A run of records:
begin
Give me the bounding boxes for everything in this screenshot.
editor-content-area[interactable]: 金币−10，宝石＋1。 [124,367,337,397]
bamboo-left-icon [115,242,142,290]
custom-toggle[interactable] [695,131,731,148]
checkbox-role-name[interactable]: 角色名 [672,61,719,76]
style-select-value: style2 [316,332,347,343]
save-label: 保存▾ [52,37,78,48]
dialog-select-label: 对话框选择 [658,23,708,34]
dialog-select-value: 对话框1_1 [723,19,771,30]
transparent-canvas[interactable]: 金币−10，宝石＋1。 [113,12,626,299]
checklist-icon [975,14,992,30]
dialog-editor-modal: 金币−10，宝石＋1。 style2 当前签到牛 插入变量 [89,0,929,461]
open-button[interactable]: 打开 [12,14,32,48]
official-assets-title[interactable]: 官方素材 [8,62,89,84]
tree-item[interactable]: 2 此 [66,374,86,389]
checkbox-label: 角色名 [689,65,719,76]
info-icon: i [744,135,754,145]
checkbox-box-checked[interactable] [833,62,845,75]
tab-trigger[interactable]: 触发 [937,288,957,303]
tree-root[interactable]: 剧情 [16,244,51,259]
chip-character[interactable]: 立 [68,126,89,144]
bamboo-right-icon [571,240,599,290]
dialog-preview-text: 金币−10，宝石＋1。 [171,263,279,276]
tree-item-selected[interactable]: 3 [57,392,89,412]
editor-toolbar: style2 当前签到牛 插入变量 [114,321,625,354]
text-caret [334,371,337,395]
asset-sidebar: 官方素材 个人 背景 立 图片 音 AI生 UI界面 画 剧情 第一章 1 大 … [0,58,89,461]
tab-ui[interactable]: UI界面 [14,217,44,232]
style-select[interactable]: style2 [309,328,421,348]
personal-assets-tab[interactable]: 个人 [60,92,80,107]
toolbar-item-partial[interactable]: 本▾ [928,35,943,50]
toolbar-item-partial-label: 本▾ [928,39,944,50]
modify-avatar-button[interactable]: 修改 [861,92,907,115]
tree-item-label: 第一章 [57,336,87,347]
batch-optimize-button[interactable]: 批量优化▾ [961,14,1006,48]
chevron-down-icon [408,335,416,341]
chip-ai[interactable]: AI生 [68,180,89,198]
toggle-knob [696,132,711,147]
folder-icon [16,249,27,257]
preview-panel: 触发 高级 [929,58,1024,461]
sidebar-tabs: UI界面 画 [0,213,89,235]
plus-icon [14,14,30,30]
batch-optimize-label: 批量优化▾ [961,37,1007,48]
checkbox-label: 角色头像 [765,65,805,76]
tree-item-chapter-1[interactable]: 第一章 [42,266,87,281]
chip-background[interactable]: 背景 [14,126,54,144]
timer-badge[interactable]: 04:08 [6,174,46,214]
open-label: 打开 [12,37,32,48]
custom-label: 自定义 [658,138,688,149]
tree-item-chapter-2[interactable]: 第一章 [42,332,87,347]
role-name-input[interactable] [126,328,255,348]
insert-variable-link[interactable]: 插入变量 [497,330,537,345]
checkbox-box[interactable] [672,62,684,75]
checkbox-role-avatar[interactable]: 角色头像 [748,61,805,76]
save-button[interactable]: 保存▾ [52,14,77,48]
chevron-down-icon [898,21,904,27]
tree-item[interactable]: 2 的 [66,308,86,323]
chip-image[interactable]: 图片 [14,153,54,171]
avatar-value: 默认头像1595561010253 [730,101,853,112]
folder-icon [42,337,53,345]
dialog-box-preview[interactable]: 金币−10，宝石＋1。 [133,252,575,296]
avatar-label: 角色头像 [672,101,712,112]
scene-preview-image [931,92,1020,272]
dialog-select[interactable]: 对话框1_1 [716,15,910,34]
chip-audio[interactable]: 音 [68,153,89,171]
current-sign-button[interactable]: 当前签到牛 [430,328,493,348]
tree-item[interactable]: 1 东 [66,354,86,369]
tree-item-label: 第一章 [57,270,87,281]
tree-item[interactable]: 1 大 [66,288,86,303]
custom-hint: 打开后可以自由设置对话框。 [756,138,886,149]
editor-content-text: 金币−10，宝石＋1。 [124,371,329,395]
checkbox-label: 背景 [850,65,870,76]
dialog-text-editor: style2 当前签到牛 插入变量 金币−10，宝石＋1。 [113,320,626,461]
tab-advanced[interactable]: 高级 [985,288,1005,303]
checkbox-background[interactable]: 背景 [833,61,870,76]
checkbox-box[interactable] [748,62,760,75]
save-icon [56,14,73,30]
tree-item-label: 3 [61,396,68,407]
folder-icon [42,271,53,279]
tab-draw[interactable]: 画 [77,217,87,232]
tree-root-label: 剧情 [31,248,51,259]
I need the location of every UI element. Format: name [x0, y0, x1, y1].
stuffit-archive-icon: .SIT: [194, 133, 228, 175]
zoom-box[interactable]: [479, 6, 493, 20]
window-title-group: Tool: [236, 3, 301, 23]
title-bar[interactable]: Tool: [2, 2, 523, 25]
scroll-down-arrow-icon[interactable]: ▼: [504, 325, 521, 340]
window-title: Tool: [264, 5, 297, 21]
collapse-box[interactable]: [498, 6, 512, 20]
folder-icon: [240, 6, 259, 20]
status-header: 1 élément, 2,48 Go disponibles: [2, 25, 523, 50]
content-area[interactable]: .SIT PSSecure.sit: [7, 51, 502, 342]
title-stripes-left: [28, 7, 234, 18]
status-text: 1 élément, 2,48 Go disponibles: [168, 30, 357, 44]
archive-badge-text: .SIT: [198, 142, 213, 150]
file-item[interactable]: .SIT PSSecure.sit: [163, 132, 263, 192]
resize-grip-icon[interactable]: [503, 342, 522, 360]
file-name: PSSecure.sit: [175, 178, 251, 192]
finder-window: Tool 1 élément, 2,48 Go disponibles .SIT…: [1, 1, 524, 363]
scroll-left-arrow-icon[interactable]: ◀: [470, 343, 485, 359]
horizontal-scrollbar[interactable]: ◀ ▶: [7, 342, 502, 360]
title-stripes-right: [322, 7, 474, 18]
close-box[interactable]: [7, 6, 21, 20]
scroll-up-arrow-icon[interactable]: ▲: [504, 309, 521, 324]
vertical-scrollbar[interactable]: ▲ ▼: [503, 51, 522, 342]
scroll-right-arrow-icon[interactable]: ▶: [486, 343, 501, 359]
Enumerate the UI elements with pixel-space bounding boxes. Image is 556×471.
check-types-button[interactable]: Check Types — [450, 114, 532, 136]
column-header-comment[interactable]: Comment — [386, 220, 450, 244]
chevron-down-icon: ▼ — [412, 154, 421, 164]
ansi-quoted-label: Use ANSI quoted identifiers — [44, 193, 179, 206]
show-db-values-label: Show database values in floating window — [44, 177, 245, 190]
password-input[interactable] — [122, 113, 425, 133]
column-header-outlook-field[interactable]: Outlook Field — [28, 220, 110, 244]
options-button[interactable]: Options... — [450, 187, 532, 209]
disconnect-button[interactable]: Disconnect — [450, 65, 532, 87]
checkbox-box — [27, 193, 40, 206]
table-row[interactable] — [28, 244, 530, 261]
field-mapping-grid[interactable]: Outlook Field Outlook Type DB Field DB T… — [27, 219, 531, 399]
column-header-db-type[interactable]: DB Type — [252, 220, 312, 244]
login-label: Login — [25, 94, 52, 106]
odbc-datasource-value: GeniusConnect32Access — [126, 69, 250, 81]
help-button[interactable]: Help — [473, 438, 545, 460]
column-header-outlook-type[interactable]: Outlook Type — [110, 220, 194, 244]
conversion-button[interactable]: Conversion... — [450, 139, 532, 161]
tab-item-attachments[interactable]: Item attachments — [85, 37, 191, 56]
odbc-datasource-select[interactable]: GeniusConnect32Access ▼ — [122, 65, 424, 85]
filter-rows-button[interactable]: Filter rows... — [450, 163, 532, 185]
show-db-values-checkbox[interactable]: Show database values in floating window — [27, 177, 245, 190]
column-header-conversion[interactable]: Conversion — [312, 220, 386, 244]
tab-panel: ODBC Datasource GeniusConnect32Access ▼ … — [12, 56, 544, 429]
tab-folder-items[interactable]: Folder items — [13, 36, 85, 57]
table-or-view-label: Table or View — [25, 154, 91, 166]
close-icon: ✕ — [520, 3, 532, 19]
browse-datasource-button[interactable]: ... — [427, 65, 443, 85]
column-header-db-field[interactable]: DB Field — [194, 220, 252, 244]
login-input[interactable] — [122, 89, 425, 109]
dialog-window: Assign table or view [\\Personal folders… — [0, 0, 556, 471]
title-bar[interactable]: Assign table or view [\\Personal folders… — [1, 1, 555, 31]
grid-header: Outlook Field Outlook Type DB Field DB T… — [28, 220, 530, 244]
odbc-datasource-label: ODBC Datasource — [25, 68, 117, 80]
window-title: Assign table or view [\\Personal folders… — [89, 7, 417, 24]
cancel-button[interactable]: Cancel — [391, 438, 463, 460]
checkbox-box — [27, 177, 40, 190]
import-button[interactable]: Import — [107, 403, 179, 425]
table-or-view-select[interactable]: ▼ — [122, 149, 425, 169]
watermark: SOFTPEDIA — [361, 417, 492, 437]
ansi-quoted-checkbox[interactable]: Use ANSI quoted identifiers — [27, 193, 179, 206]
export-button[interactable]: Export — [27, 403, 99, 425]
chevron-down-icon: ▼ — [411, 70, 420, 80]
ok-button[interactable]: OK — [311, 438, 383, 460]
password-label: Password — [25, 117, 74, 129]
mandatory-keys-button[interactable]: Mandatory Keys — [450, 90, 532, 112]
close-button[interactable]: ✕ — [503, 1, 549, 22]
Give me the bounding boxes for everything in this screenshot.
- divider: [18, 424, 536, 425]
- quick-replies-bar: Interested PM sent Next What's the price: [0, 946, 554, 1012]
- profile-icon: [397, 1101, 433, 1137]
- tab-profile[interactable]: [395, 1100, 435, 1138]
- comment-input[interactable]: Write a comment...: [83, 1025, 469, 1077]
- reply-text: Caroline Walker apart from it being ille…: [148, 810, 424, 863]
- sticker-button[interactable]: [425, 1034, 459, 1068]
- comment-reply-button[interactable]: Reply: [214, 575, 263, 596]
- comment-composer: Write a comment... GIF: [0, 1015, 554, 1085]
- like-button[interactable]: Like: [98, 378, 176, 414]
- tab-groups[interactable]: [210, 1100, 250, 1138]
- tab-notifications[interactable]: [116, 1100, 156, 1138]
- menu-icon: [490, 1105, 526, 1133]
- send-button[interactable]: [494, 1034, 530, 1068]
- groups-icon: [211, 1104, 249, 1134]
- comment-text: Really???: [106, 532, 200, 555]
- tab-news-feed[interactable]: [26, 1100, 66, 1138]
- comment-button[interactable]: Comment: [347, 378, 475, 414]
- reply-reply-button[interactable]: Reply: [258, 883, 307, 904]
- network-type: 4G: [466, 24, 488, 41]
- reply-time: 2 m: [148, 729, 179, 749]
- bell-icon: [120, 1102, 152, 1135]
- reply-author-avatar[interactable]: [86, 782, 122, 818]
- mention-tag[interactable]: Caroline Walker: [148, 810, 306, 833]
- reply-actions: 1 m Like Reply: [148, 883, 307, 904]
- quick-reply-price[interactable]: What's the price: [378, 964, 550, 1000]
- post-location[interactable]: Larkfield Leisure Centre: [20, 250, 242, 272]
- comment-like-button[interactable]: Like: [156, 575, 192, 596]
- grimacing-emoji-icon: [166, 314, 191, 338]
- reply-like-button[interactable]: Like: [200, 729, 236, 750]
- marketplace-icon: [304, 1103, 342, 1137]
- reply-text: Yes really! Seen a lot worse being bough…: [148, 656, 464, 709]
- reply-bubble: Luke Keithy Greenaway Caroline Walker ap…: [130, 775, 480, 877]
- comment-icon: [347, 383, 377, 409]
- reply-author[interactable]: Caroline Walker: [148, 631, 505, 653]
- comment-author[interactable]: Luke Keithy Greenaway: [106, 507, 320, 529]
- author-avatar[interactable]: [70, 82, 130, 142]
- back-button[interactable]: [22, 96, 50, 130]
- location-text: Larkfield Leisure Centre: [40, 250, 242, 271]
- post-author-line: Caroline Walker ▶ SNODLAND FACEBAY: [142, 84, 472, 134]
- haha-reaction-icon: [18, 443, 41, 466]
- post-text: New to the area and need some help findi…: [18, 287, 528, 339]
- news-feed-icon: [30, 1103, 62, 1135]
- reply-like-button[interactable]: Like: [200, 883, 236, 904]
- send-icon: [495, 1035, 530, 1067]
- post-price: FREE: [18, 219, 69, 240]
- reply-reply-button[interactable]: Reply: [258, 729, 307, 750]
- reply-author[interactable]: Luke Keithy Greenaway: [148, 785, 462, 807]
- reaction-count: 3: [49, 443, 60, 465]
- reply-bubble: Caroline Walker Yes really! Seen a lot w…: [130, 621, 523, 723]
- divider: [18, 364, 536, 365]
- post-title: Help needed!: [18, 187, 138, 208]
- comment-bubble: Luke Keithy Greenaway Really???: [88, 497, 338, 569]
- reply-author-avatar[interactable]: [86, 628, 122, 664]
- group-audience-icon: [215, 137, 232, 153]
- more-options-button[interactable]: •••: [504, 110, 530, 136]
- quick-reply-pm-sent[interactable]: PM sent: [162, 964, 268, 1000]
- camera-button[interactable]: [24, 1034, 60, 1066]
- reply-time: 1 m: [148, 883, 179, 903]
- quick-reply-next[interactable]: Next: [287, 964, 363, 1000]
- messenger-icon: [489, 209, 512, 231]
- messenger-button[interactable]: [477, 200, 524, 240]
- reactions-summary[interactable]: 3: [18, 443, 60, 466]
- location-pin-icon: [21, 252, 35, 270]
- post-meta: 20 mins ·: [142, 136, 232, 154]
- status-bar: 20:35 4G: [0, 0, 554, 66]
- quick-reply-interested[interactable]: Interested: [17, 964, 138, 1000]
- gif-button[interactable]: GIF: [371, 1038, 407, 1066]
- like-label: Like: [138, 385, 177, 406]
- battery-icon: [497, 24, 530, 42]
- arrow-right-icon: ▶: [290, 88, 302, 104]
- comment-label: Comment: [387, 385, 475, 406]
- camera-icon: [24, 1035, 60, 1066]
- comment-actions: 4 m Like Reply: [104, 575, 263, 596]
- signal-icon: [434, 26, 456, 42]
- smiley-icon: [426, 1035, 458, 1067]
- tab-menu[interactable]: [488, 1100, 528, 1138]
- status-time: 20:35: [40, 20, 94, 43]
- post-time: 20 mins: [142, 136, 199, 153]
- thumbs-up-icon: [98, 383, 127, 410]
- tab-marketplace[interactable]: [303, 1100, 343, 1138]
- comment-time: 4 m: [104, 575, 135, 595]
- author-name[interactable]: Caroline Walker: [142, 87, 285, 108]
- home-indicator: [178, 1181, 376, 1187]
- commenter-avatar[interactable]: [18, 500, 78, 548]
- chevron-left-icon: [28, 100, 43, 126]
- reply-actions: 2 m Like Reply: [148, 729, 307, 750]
end
= Written exercise =
Change "style-select-value" to "style-dropdown-value" in the records from their start through the line with "dialog-select-label: 对话框选择 [658,23,708,34]", and give those lines again with everything else unchanged.

= Written response =
Give me the bounding boxes for everything in this screenshot.
editor-content-area[interactable]: 金币−10，宝石＋1。 [124,367,337,397]
bamboo-left-icon [115,242,142,290]
custom-toggle[interactable] [695,131,731,148]
checkbox-role-name[interactable]: 角色名 [672,61,719,76]
style-dropdown-value: style2 [316,332,347,343]
save-label: 保存▾ [52,37,78,48]
dialog-select-label: 对话框选择 [658,23,708,34]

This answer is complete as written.